(Excerpt from a dataset)
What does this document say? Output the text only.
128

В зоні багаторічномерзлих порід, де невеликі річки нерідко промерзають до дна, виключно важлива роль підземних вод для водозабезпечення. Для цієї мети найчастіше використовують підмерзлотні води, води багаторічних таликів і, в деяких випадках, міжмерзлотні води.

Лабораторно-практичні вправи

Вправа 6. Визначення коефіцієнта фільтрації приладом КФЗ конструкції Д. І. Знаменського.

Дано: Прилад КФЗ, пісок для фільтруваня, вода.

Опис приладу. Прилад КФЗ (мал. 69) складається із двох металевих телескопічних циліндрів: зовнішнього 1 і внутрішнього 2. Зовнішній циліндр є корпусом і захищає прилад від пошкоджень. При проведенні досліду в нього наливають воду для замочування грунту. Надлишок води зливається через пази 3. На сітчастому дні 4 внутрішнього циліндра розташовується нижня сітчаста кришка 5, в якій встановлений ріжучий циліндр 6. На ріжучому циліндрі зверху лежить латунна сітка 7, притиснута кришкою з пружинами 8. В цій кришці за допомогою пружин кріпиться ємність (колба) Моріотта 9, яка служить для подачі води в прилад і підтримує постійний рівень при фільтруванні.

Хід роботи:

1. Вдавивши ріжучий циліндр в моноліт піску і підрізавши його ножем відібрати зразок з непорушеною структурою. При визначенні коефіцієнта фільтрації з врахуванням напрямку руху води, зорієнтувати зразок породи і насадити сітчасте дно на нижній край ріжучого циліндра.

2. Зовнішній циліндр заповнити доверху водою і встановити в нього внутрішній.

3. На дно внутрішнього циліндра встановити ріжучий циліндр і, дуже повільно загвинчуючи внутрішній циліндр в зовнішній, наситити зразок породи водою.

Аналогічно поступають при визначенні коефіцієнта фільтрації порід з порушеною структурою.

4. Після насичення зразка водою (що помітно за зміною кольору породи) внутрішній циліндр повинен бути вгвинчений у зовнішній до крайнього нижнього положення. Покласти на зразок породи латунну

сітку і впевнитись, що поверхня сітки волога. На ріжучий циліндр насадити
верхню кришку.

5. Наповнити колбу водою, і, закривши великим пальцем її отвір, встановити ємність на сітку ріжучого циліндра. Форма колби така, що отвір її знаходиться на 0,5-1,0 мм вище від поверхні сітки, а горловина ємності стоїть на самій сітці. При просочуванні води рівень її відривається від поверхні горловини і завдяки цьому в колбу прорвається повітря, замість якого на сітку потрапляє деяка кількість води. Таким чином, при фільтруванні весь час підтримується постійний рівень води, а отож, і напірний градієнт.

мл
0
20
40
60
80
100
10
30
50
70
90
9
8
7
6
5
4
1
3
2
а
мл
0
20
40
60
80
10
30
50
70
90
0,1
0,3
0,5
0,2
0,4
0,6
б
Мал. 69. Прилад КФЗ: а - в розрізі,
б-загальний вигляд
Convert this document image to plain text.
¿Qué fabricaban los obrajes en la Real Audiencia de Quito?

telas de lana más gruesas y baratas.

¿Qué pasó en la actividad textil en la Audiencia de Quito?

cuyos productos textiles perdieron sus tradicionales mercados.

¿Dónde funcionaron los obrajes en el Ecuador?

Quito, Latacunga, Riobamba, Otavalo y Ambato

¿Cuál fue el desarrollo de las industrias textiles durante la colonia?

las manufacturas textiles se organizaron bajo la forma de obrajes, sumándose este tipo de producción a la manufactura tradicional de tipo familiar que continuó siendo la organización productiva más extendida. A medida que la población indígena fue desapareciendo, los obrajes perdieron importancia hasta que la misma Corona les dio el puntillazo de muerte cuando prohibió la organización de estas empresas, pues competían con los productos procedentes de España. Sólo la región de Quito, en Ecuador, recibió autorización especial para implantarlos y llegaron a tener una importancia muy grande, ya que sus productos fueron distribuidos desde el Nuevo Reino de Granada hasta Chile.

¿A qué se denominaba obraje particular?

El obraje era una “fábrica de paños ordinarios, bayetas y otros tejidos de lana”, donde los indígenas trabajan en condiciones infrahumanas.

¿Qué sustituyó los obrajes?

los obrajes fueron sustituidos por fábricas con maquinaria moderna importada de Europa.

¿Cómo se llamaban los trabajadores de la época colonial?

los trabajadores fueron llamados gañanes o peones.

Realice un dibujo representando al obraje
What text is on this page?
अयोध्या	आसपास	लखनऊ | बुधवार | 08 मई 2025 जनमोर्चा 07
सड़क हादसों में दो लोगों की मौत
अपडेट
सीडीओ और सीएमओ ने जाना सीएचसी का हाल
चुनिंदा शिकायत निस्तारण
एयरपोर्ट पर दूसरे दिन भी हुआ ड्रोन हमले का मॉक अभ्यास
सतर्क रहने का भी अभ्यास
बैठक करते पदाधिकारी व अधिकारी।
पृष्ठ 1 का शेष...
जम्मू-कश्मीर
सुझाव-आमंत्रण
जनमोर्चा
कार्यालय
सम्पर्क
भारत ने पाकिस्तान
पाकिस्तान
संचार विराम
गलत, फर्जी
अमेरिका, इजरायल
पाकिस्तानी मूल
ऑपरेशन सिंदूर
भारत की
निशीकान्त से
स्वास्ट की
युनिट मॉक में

» **Work to be completed**:
Write out the full listing exactly as given.

» **Solution**:
What does this document say? Output the text only.
128

В зоні багаторічномерзлих порід, де невеликі річки нерідко промерзають до дна, виключно важлива роль підземних вод для водозабезпечення. Для цієї мети найчастіше використовують підмерзлотні води, води багаторічних таликів і, в деяких випадках, міжмерзлотні води.

Лабораторно-практичні вправи

Вправа 6. Визначення коефіцієнта фільтрації приладом КФЗ конструкції Д. І. Знаменського.

Дано: Прилад КФЗ, пісок для фільтруваня, вода.

Опис приладу. Прилад КФЗ (мал. 69) складається із двох металевих телескопічних циліндрів: зовнішнього 1 і внутрішнього 2. Зовнішній циліндр є корпусом і захищає прилад від пошкоджень. При проведенні досліду в нього наливають воду для замочування грунту. Надлишок води зливається через пази 3. На сітчастому дні 4 внутрішнього циліндра розташовується нижня сітчаста кришка 5, в якій встановлений ріжучий циліндр 6. На ріжучому циліндрі зверху лежить латунна сітка 7, притиснута кришкою з пружинами 8. В цій кришці за допомогою пружин кріпиться ємність (колба) Моріотта 9, яка служить для подачі води в прилад і підтримує постійний рівень при фільтруванні.

Хід роботи:

1. Вдавивши ріжучий циліндр в моноліт піску і підрізавши його ножем відібрати зразок з непорушеною структурою. При визначенні коефіцієнта фільтрації з врахуванням напрямку руху води, зорієнтувати зразок породи і насадити сітчасте дно на нижній край ріжучого циліндра.

2. Зовнішній циліндр заповнити доверху водою і встановити в нього внутрішній.

3. На дно внутрішнього циліндра встановити ріжучий циліндр і, дуже повільно загвинчуючи внутрішній циліндр в зовнішній, наситити зразок породи водою.

Аналогічно поступають при визначенні коефіцієнта фільтрації порід з порушеною структурою.

4. Після насичення зразка водою (що помітно за зміною кольору породи) внутрішній циліндр повинен бути вгвинчений у зовнішній до крайнього нижнього положення. Покласти на зразок породи латунну

сітку і впевнитись, що поверхня сітки волога. На ріжучий циліндр насадити
верхню кришку.

5. Наповнити колбу водою, і, закривши великим пальцем її отвір, встановити ємність на сітку ріжучого циліндра. Форма колби така, що отвір її знаходиться на 0,5-1,0 мм вище від поверхні сітки, а горловина ємності стоїть на самій сітці. При просочуванні води рівень її відривається від поверхні горловини і завдяки цьому в колбу прорвається повітря, замість якого на сітку потрапляє деяка кількість води. Таким чином, при фільтруванні весь час підтримується постійний рівень води, а отож, і напірний градієнт.

мл
0
20
40
60
80
100
10
30
50
70
90
9
8
7
6
5
4
1
3
2
а
мл
0
20
40
60
80
10
30
50
70
90
0,1
0,3
0,5
0,2
0,4
0,6
б
Мал. 69. Прилад КФЗ: а - в розрізі,
б-загальний вигляд
Convert this document image to plain text.
¿Qué fabricaban los obrajes en la Real Audiencia de Quito?

telas de lana más gruesas y baratas.

¿Qué pasó en la actividad textil en la Audiencia de Quito?

cuyos productos textiles perdieron sus tradicionales mercados.

¿Dónde funcionaron los obrajes en el Ecuador?

Quito, Latacunga, Riobamba, Otavalo y Ambato

¿Cuál fue el desarrollo de las industrias textiles durante la colonia?

las manufacturas textiles se organizaron bajo la forma de obrajes, sumándose este tipo de producción a la manufactura tradicional de tipo familiar que continuó siendo la organización productiva más extendida. A medida que la población indígena fue desapareciendo, los obrajes perdieron importancia hasta que la misma Corona les dio el puntillazo de muerte cuando prohibió la organización de estas empresas, pues competían con los productos procedentes de España. Sólo la región de Quito, en Ecuador, recibió autorización especial para implantarlos y llegaron a tener una importancia muy grande, ya que sus productos fueron distribuidos desde el Nuevo Reino de Granada hasta Chile.

¿A qué se denominaba obraje particular?

El obraje era una “fábrica de paños ordinarios, bayetas y otros tejidos de lana”, donde los indígenas trabajan en condiciones infrahumanas.

¿Qué sustituyó los obrajes?

los obrajes fueron sustituidos por fábricas con maquinaria moderna importada de Europa.

¿Cómo se llamaban los trabajadores de la época colonial?

los trabajadores fueron llamados gañanes o peones.

Realice un dibujo representando al obraje
What text is on this page?
अयोध्या	आसपास	लखनऊ | बुधवार | 08 मई 2025 जनमोर्चा 07
सड़क हादसों में दो लोगों की मौत
अपडेट
सीडीओ और सीएमओ ने जाना सीएचसी का हाल
चुनिंदा शिकायत निस्तारण
एयरपोर्ट पर दूसरे दिन भी हुआ ड्रोन हमले का मॉक अभ्यास
सतर्क रहने का भी अभ्यास
बैठक करते पदाधिकारी व अधिकारी।
पृष्ठ 1 का शेष...
जम्मू-कश्मीर
सुझाव-आमंत्रण
जनमोर्चा
कार्यालय
सम्पर्क
भारत ने पाकिस्तान
पाकिस्तान
संचार विराम
गलत, फर्जी
अमेरिका, इजरायल
पाकिस्तानी मूल
ऑपरेशन सिंदूर
भारत की
निशीकान्त से
स्वास्ट की
युनिट मॉक में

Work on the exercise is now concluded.